→ The problem: Write the entries out again exactly as they stand, but without the pictures.

→ Data rows:
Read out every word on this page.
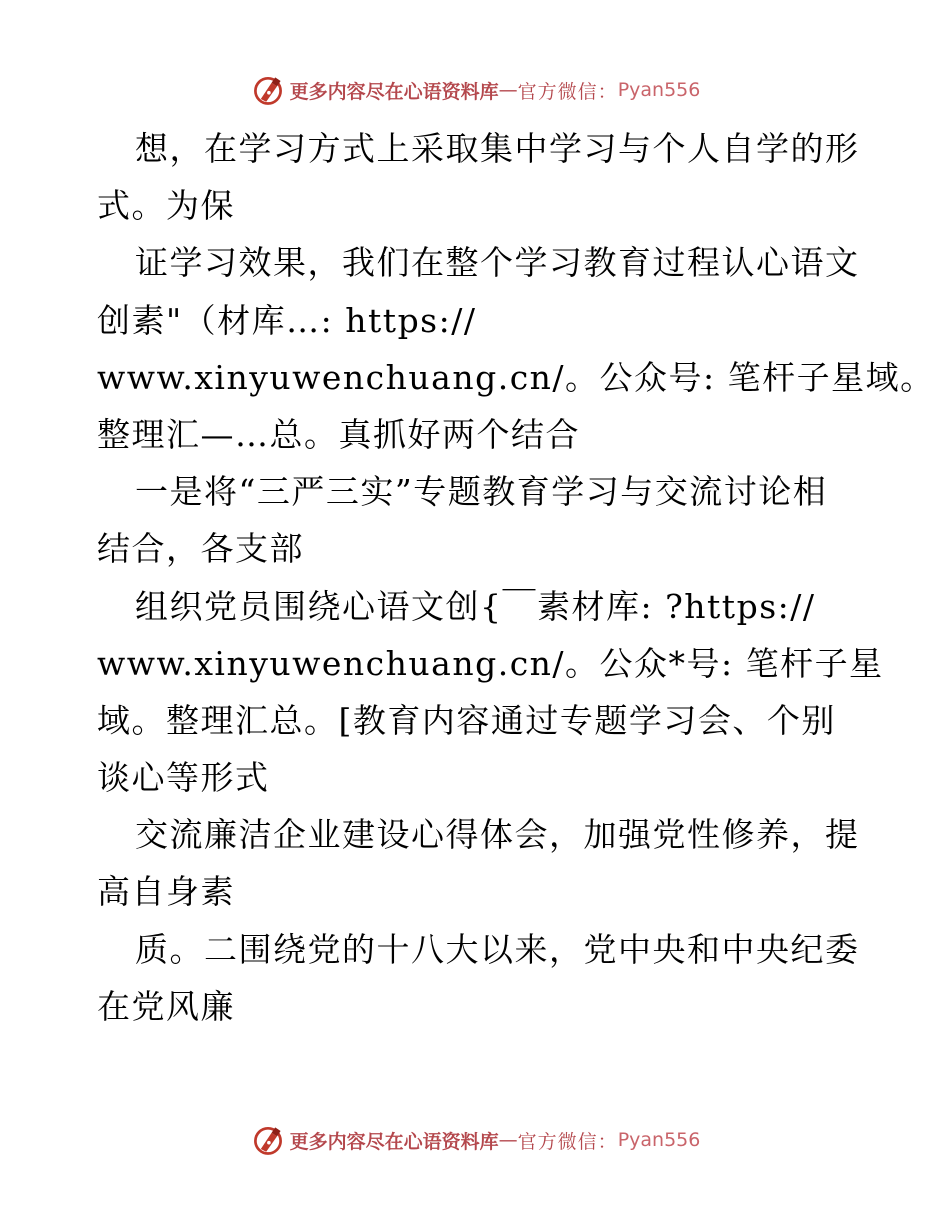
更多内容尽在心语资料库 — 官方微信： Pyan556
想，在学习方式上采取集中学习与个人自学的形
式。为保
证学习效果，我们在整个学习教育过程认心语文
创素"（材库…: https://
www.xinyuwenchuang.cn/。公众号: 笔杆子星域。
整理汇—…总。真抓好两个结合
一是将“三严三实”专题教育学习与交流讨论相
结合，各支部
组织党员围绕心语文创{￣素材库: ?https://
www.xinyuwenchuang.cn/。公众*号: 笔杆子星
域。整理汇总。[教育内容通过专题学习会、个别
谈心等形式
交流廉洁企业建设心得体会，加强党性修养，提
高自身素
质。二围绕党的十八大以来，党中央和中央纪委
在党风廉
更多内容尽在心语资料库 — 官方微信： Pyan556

→ Result of this exercise:
Read out every word on this page.
更多内容尽在心语资料库 — 官方微信： Pyan556
想，在学习方式上采取集中学习与个人自学的形
式。为保
证学习效果，我们在整个学习教育过程认心语文
创素"（材库…: https://
www.xinyuwenchuang.cn/。公众号: 笔杆子星域。
整理汇—…总。真抓好两个结合
一是将“三严三实”专题教育学习与交流讨论相
结合，各支部
组织党员围绕心语文创{￣素材库: ?https://
www.xinyuwenchuang.cn/。公众*号: 笔杆子星
域。整理汇总。[教育内容通过专题学习会、个别
谈心等形式
交流廉洁企业建设心得体会，加强党性修养，提
高自身素
质。二围绕党的十八大以来，党中央和中央纪委
在党风廉
更多内容尽在心语资料库 — 官方微信： Pyan556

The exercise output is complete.